# Given instruction
Look through the listing below and work out how many of its lines hold the word "muss". Give only the number.

:: Task input ::

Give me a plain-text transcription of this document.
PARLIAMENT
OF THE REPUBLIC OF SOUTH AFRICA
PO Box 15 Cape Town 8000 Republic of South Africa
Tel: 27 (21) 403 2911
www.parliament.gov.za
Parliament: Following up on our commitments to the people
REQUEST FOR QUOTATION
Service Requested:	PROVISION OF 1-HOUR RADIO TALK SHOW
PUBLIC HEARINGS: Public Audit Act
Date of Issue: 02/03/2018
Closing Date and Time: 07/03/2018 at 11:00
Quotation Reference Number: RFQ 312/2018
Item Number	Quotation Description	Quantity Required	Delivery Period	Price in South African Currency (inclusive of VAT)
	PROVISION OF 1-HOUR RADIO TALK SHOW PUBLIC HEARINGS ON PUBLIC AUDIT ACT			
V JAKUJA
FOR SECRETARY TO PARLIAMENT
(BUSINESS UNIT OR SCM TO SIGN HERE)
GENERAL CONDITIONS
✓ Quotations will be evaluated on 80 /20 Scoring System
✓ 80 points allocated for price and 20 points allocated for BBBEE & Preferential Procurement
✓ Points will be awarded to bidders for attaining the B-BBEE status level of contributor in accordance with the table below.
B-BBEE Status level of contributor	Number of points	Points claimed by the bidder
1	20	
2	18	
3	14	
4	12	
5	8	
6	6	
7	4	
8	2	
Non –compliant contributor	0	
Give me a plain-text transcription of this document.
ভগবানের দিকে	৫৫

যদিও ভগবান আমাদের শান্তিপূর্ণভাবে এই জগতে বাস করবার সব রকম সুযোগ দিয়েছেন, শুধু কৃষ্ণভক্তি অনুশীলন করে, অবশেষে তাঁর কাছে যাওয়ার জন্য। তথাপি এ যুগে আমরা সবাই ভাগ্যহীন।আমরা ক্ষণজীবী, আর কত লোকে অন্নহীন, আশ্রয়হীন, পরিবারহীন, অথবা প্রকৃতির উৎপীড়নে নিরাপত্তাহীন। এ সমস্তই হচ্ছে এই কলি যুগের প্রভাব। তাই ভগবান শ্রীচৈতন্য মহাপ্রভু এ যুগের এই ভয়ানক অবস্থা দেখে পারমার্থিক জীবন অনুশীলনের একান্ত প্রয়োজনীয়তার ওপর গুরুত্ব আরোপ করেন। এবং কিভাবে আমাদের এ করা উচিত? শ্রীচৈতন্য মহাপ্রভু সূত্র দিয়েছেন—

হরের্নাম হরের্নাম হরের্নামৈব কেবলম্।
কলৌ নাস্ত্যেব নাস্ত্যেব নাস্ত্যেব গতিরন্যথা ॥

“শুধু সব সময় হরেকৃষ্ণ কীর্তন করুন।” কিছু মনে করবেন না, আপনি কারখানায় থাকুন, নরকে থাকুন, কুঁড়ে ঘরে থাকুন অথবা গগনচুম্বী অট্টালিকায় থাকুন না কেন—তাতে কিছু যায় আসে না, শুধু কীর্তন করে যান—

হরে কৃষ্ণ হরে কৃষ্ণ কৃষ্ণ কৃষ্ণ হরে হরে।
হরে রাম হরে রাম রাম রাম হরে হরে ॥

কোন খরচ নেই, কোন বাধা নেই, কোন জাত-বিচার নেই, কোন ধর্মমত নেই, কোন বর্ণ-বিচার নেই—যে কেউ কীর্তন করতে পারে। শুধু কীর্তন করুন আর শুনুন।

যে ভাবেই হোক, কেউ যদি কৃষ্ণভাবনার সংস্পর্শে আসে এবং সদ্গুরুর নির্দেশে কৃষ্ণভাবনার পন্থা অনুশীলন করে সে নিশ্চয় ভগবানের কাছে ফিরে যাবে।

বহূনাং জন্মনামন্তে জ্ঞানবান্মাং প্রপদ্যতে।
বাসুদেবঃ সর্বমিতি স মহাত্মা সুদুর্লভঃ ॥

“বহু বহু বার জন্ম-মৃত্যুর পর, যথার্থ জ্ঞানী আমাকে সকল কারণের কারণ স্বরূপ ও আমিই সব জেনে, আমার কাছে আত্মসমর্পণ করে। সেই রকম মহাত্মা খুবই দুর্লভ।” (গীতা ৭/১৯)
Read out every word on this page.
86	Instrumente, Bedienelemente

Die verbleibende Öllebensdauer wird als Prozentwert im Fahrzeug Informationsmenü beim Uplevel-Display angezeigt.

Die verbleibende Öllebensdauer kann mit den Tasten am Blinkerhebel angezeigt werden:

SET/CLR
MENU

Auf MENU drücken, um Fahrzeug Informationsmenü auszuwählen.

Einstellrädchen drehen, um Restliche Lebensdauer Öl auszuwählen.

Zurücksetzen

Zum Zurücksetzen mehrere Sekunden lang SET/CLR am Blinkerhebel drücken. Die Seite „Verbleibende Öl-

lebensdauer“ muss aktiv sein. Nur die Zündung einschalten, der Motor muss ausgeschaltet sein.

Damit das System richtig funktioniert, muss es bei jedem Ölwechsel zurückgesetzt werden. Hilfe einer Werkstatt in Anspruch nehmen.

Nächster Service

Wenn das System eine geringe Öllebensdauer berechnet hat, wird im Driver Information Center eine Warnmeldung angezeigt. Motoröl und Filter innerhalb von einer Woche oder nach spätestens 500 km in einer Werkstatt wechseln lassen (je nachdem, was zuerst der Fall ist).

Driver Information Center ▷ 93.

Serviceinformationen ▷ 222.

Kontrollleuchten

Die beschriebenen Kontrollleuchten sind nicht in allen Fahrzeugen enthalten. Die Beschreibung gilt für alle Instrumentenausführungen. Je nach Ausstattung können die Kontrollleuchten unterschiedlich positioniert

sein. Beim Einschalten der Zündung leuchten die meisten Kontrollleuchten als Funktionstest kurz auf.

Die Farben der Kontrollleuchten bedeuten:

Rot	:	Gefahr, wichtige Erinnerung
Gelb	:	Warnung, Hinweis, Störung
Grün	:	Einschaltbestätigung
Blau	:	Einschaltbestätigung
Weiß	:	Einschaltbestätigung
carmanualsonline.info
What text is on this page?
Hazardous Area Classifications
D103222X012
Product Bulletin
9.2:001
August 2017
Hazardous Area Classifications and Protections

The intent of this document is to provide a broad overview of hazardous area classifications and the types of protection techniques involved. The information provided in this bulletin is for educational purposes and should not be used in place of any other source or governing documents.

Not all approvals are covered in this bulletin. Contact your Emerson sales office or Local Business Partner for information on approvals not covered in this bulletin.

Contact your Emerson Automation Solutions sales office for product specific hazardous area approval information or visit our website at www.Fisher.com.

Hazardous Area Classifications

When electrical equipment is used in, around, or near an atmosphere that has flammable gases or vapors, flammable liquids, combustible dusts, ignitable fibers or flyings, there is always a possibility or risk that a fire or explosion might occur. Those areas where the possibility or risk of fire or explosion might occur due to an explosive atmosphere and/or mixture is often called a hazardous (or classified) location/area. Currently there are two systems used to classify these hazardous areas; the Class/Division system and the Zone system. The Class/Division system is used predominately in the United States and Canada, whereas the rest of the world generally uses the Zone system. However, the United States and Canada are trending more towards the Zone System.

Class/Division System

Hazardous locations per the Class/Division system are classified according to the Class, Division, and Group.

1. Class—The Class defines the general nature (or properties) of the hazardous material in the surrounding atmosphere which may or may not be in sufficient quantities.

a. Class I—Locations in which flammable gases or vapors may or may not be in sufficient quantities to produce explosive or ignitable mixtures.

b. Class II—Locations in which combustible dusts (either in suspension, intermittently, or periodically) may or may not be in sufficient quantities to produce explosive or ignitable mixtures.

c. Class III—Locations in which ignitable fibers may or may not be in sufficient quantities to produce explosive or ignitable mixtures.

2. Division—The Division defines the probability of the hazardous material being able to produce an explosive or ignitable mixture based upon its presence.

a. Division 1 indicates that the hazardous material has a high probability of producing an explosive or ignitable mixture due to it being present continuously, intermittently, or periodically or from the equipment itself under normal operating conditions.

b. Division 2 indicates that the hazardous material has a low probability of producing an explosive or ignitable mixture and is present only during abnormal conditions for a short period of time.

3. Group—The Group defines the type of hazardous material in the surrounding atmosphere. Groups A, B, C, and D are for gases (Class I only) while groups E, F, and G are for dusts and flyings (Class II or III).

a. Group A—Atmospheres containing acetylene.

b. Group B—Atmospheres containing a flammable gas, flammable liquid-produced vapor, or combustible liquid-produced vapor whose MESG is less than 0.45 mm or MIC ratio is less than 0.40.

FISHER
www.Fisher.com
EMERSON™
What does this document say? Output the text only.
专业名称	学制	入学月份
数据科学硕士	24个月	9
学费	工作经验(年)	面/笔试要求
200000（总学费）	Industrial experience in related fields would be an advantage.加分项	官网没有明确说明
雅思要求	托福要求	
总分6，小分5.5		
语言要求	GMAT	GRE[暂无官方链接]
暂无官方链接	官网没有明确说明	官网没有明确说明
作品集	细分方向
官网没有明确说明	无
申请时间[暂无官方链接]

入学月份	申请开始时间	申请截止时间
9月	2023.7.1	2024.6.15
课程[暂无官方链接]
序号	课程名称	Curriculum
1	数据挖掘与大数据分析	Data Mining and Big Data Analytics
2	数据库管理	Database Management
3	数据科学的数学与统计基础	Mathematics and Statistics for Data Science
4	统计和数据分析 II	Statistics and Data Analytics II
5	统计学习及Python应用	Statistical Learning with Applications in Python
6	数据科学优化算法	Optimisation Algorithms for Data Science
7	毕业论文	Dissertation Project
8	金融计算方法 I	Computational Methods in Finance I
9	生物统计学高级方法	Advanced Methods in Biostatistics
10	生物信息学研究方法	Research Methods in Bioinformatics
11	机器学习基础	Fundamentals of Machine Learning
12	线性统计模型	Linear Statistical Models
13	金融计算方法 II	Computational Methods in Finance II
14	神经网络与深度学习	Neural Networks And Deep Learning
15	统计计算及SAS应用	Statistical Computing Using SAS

:::

# Right answer
2